__Exercise aim__
Each entry below should be echoed exactly, with pictures omitted.

Data entries
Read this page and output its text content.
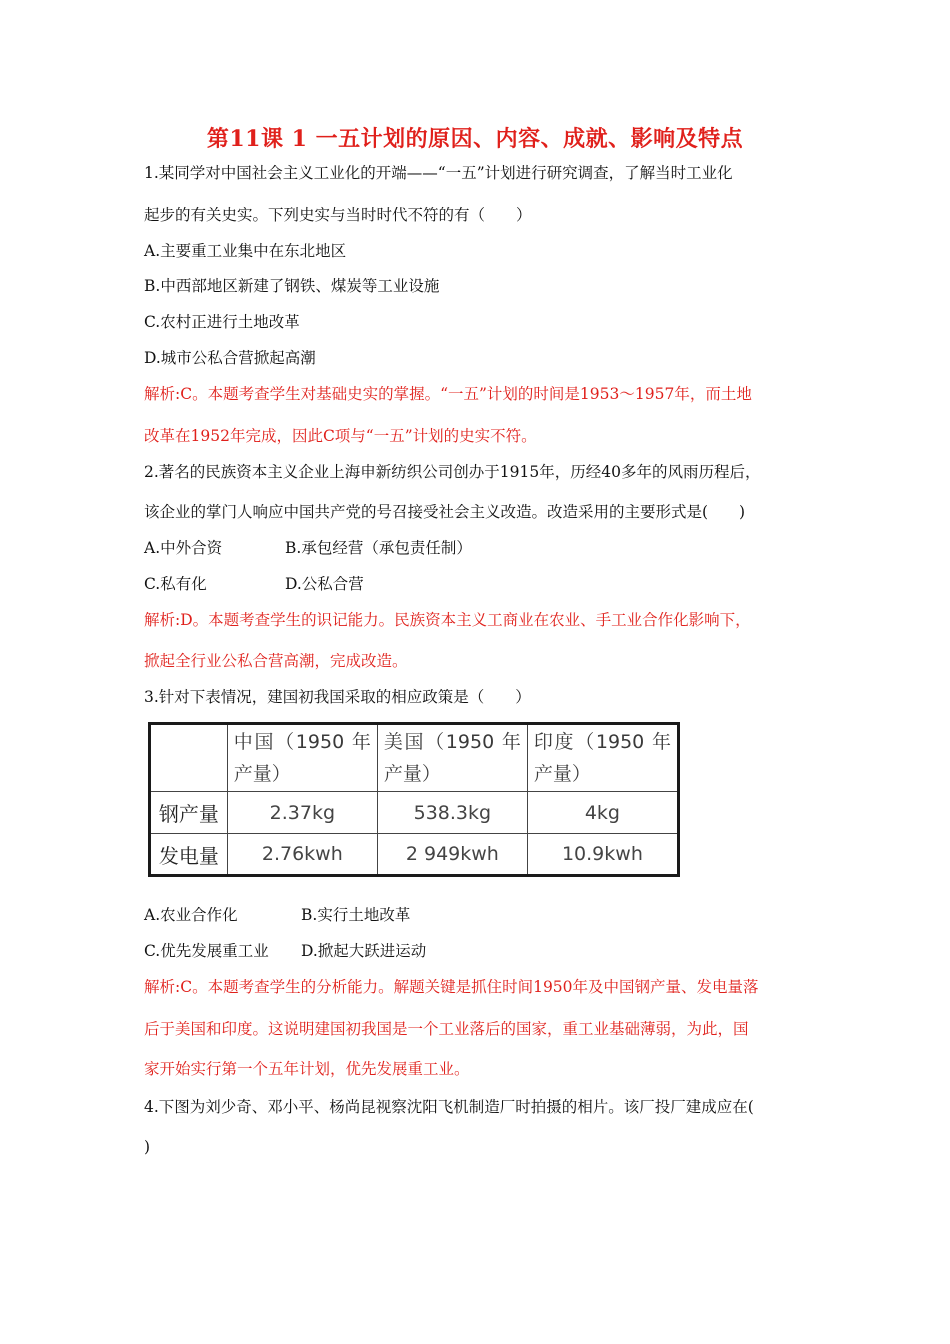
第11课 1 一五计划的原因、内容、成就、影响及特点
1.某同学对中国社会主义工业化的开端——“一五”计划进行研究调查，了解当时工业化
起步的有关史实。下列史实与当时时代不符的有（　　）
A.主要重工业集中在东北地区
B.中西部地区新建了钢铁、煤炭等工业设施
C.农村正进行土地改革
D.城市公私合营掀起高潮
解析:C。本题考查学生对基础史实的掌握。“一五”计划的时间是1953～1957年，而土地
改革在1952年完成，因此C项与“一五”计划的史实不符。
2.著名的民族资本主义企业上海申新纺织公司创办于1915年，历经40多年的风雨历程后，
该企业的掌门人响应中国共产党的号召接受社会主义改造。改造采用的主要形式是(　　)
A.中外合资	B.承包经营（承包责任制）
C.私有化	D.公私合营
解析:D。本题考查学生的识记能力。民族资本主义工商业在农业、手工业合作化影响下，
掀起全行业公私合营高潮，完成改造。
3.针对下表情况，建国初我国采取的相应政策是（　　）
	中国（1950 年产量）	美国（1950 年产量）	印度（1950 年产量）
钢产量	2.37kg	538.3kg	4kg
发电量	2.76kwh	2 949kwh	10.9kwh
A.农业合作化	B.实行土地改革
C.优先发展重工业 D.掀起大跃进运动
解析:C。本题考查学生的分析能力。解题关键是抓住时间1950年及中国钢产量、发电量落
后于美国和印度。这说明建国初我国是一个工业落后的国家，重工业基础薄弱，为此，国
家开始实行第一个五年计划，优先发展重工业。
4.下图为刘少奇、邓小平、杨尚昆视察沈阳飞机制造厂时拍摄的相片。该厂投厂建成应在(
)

__Solution__
Read this page and output its text content.
第11课 1 一五计划的原因、内容、成就、影响及特点
1.某同学对中国社会主义工业化的开端——“一五”计划进行研究调查，了解当时工业化
起步的有关史实。下列史实与当时时代不符的有（　　）
A.主要重工业集中在东北地区
B.中西部地区新建了钢铁、煤炭等工业设施
C.农村正进行土地改革
D.城市公私合营掀起高潮
解析:C。本题考查学生对基础史实的掌握。“一五”计划的时间是1953～1957年，而土地
改革在1952年完成，因此C项与“一五”计划的史实不符。
2.著名的民族资本主义企业上海申新纺织公司创办于1915年，历经40多年的风雨历程后，
该企业的掌门人响应中国共产党的号召接受社会主义改造。改造采用的主要形式是(　　)
A.中外合资	B.承包经营（承包责任制）
C.私有化	D.公私合营
解析:D。本题考查学生的识记能力。民族资本主义工商业在农业、手工业合作化影响下，
掀起全行业公私合营高潮，完成改造。
3.针对下表情况，建国初我国采取的相应政策是（　　）
	中国（1950 年产量）	美国（1950 年产量）	印度（1950 年产量）
钢产量	2.37kg	538.3kg	4kg
发电量	2.76kwh	2 949kwh	10.9kwh
A.农业合作化	B.实行土地改革
C.优先发展重工业 D.掀起大跃进运动
解析:C。本题考查学生的分析能力。解题关键是抓住时间1950年及中国钢产量、发电量落
后于美国和印度。这说明建国初我国是一个工业落后的国家，重工业基础薄弱，为此，国
家开始实行第一个五年计划，优先发展重工业。
4.下图为刘少奇、邓小平、杨尚昆视察沈阳飞机制造厂时拍摄的相片。该厂投厂建成应在(
)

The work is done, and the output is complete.